§ **Your goal**
Take the line that contains "Output the text content of this document." as the first line and the final line of the records as the last; return exactly those lines and the lines between.

§ **Task data**
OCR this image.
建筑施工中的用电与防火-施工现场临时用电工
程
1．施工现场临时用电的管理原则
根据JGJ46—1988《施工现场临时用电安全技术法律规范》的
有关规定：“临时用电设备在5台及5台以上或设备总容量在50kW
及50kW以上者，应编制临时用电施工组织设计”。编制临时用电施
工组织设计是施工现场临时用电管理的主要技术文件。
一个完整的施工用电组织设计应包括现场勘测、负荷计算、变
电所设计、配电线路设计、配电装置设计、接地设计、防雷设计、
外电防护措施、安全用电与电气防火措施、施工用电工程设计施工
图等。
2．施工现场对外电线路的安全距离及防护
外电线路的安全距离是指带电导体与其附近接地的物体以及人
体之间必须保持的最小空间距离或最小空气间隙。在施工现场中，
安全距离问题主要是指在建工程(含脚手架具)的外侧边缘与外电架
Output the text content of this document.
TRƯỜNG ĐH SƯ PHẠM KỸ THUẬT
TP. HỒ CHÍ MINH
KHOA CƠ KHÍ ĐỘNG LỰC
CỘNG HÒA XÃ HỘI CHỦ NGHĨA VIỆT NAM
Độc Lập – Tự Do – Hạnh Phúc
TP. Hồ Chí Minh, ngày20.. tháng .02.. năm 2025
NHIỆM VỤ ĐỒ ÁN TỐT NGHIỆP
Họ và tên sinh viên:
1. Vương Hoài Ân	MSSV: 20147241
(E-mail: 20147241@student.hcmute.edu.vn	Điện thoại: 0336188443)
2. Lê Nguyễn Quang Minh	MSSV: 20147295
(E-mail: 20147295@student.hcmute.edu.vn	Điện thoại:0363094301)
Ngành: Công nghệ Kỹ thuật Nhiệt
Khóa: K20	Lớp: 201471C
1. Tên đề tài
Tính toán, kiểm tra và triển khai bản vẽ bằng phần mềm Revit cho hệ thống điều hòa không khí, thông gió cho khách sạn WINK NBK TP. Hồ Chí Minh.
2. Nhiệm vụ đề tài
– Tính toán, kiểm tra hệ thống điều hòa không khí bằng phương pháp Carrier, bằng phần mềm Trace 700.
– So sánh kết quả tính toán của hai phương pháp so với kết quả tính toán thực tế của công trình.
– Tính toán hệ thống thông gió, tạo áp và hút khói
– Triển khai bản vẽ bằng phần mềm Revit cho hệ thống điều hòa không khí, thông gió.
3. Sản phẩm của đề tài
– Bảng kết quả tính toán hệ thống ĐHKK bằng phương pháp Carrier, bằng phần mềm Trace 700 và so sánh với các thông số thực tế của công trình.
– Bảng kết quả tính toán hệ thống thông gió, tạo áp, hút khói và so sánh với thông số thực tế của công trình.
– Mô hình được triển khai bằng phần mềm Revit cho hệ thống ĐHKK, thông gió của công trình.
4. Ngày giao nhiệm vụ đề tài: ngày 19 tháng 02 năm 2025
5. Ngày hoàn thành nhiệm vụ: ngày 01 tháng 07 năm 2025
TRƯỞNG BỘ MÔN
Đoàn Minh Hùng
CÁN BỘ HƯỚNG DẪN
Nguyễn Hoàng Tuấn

§ **Answer to this task**
Output the text content of this document.
TRƯỜNG ĐH SƯ PHẠM KỸ THUẬT
TP. HỒ CHÍ MINH
KHOA CƠ KHÍ ĐỘNG LỰC
CỘNG HÒA XÃ HỘI CHỦ NGHĨA VIỆT NAM
Độc Lập – Tự Do – Hạnh Phúc
TP. Hồ Chí Minh, ngày20.. tháng .02.. năm 2025
NHIỆM VỤ ĐỒ ÁN TỐT NGHIỆP
Họ và tên sinh viên:
1. Vương Hoài Ân	MSSV: 20147241
(E-mail: 20147241@student.hcmute.edu.vn	Điện thoại: 0336188443)
2. Lê Nguyễn Quang Minh	MSSV: 20147295
(E-mail: 20147295@student.hcmute.edu.vn	Điện thoại:0363094301)
Ngành: Công nghệ Kỹ thuật Nhiệt
Khóa: K20	Lớp: 201471C
1. Tên đề tài
Tính toán, kiểm tra và triển khai bản vẽ bằng phần mềm Revit cho hệ thống điều hòa không khí, thông gió cho khách sạn WINK NBK TP. Hồ Chí Minh.
2. Nhiệm vụ đề tài
– Tính toán, kiểm tra hệ thống điều hòa không khí bằng phương pháp Carrier, bằng phần mềm Trace 700.
– So sánh kết quả tính toán của hai phương pháp so với kết quả tính toán thực tế của công trình.
– Tính toán hệ thống thông gió, tạo áp và hút khói
– Triển khai bản vẽ bằng phần mềm Revit cho hệ thống điều hòa không khí, thông gió.
3. Sản phẩm của đề tài
– Bảng kết quả tính toán hệ thống ĐHKK bằng phương pháp Carrier, bằng phần mềm Trace 700 và so sánh với các thông số thực tế của công trình.
– Bảng kết quả tính toán hệ thống thông gió, tạo áp, hút khói và so sánh với thông số thực tế của công trình.
– Mô hình được triển khai bằng phần mềm Revit cho hệ thống ĐHKK, thông gió của công trình.
4. Ngày giao nhiệm vụ đề tài: ngày 19 tháng 02 năm 2025
5. Ngày hoàn thành nhiệm vụ: ngày 01 tháng 07 năm 2025
TRƯỞNG BỘ MÔN
Đoàn Minh Hùng
CÁN BỘ HƯỚNG DẪN
Nguyễn Hoàng Tuấn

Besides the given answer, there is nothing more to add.